TASK DIRECTIONS —
Repeat word for word the line with "Enumerate this screenshot's" and every line after it until the records below run out.

** BEGIN **

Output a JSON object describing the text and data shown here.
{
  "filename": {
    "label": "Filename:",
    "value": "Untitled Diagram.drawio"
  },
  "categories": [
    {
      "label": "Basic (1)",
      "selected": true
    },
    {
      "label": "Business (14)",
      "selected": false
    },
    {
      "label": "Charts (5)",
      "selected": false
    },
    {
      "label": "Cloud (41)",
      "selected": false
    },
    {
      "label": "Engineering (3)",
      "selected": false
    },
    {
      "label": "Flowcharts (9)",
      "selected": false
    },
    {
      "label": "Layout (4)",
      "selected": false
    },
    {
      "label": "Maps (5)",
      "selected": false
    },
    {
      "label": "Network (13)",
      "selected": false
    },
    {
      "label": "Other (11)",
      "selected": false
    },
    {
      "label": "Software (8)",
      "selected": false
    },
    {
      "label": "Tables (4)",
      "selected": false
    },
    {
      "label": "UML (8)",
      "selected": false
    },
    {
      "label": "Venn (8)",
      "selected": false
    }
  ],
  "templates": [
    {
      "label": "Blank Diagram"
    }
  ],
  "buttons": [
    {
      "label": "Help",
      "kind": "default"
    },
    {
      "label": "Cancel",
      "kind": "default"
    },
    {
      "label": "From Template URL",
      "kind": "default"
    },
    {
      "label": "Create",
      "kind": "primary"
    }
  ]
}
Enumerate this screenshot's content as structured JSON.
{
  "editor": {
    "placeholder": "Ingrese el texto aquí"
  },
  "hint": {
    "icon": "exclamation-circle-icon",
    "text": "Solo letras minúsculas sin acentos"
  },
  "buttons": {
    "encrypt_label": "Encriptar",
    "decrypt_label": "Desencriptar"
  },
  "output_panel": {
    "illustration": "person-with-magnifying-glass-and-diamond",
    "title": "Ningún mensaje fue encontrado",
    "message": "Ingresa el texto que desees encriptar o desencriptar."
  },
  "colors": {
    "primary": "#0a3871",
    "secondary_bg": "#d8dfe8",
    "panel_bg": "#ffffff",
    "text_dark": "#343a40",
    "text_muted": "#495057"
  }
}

** END **

EXERCISE ANSWER —
Enumerate this screenshot's content as structured JSON.
{
  "editor": {
    "placeholder": "Ingrese el texto aquí"
  },
  "hint": {
    "icon": "exclamation-circle-icon",
    "text": "Solo letras minúsculas sin acentos"
  },
  "buttons": {
    "encrypt_label": "Encriptar",
    "decrypt_label": "Desencriptar"
  },
  "output_panel": {
    "illustration": "person-with-magnifying-glass-and-diamond",
    "title": "Ningún mensaje fue encontrado",
    "message": "Ingresa el texto que desees encriptar o desencriptar."
  },
  "colors": {
    "primary": "#0a3871",
    "secondary_bg": "#d8dfe8",
    "panel_bg": "#ffffff",
    "text_dark": "#343a40",
    "text_muted": "#495057"
  }
}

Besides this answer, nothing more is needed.